>> BEGIN PAGE

NEW YORK CSX Corp.'s third-quarter profit fell 6.1 percent after a tax gain a year earlier and a drop in freight carried by the third-largest U.S. railroad in a slumping U.S. economy.

Net income dropped to $382 million from $407 million a year earlier, the Jacksonville, Florida-based company said today in a regulatory filing. Per-share earnings rose to 94 cents, more than analysts expected, from 91 cents because CSX reduced the amount of stock outstanding. Sales climbed 18 percent to $2.96 billion.

The railroad's profit declined for the first time in five quarters as the U.S. economy enters what may be the first recession since 2001. Its freight volume dipped 2.3 percent, led by a drop in automotive shipments. CSX is the first of the four biggest U.S. railroads to post results for the quarter.

``CSX has momentum in our business and confidence in our ability to produce good results, even in periods of economic uncertainty,'' Chief Executive Officer Michael Ward said in a statement.

In 2007's third quarter, CSX reported a tax gain of 24 cents a share related to previous asset sales. Excluding that gain, profit rose 29 percent from $297 million, or 67 cents, a year earlier, the company said.

Profit per share was more than the 92-cent average of 14 analyst estimates compiled by Bloomberg.

CSX said it expects full-year earnings at the ``low end'' of its previous forecast of $3.65 to $3.75 a share. The company also said it has ``strong liquidity, access to credit and expects free cash flow of approximately $1 billion in 2008.''

Automotive Decline

In this year's quarter, shipping volume fell most sharply in the automotive sector, with a 23 percent drop. That sector was the only one to report lower revenue, down 2 percent.

Other shipping categories with less freight included emerging markets, forest products and chemicals. Each of those still reported higher revenue than a year earlier, as revenue per unit, an indication of freight rates, increased. Total revenue per unit hauled climbed 21 percent.

>> END PAGE
>> BEGIN EXTRACTED RECORDS

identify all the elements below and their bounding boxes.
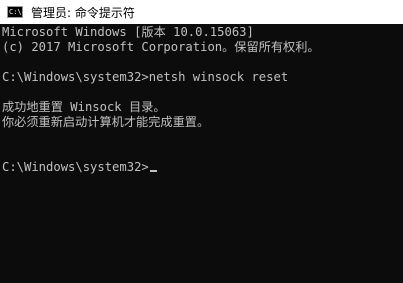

>> END EXTRACTED RECORDS
>> BEGIN EXTRACTED RECORDS

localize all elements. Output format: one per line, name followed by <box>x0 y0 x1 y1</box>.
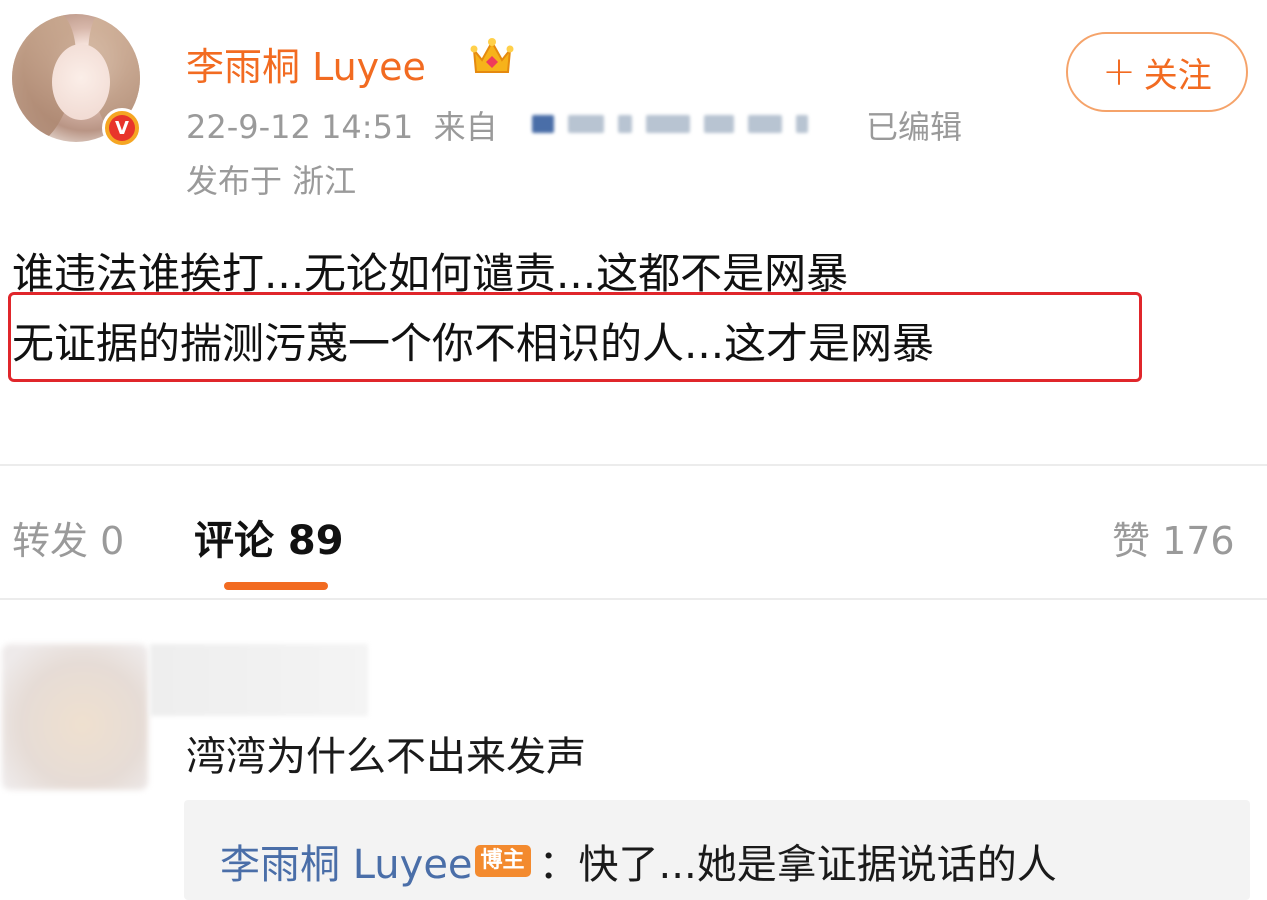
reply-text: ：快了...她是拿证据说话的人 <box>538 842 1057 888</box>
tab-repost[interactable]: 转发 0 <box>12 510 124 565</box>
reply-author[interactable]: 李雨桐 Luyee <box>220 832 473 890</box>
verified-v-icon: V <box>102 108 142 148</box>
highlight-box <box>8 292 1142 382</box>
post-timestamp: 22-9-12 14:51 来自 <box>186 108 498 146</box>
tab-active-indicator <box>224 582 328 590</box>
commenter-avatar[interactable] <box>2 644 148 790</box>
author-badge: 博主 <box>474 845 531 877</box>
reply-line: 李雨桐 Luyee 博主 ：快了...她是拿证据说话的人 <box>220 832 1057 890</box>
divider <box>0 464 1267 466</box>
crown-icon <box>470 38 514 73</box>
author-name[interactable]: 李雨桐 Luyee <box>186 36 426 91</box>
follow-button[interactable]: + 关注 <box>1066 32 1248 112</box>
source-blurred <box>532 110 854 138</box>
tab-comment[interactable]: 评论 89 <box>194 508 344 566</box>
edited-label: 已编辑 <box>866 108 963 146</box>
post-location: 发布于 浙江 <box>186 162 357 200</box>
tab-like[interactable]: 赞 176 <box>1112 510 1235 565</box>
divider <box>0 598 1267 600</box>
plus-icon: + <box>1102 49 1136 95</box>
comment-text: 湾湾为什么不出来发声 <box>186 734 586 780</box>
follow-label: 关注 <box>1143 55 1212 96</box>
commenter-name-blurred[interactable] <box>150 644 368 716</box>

>> END EXTRACTED RECORDS

▸ DIRECTIONS:
1. Using the article on CSX's third-quarter results, answer these questions:
(a) By what percentage did the railroad's freight volume dip?
(b) What was the average of the 14 analyst estimates compiled by Bloomberg?
(c) By what percentage did shipping volume fall in the automotive sector?
2. Does each statement agree with the article on CSX's third-quarter results? Answer yes or no, and quote the words from the article that decide it.
(a) CSX's sales climbed 18 percent to $2.96 billion.
(b) CSX was the last of the four biggest U.S. railroads to post results for the quarter.
(c) Forest products reported lower revenue than a year earlier.
3. Extend the article on CSX's third-quarter results, picking up after its final sentence.

▸ ANSWERS FOR THE EXERCISE:
1.
(a) 2.3 percent
(b) 92 cents
(c) 23 percent

2.
(a) Yes: "Sales climbed 18 percent to $2.96 billion."
(b) No: "CSX is the first of the four biggest U.S. railroads to post results for the quarter."
(c) No: "Each of those still reported higher revenue than a year earlier"

3.
Chemical shipping was damped by Hurricanes Gustav and Ike, which hit the U.S. Gulf of Mexico coast during the quarter.

CSX fell $1.73, or 3.5 percent, to $48.14 at 4:15 p.m. in New York Stock Exchange composite trading, before the earnings were released. The shares have gained 9.5 percent this year.

The Standard & Poor's railroad index, which includes CSX and three other companies, plummeted the most since 1989 on Oct. 2 on concern that falling factory orders and commodity prices may herald a drop in freight volume.

`Well-Positioned'

Dahlman Rose & Co. analyst Jason Seidl said the industry remains a good bet for next year.

``The rails are well-positioned to still grow earnings at a double-digit rate barring a deep recession/depression,'' he said in an Oct. 10 report to investors. ``Most of the railroads have 50 percent or more of their business already under contract at attractive rate increases for 2009.''

Seidl, based in New York, rates CSX shares ``buy.''

Union Pacific Corp. and Burlington Northern Santa Fe Corp., the two biggest U.S. railroads, are set to release earnings on Oct. 23. Norfolk Southern Corp., the fourth largest, plans to report on Oct. 21.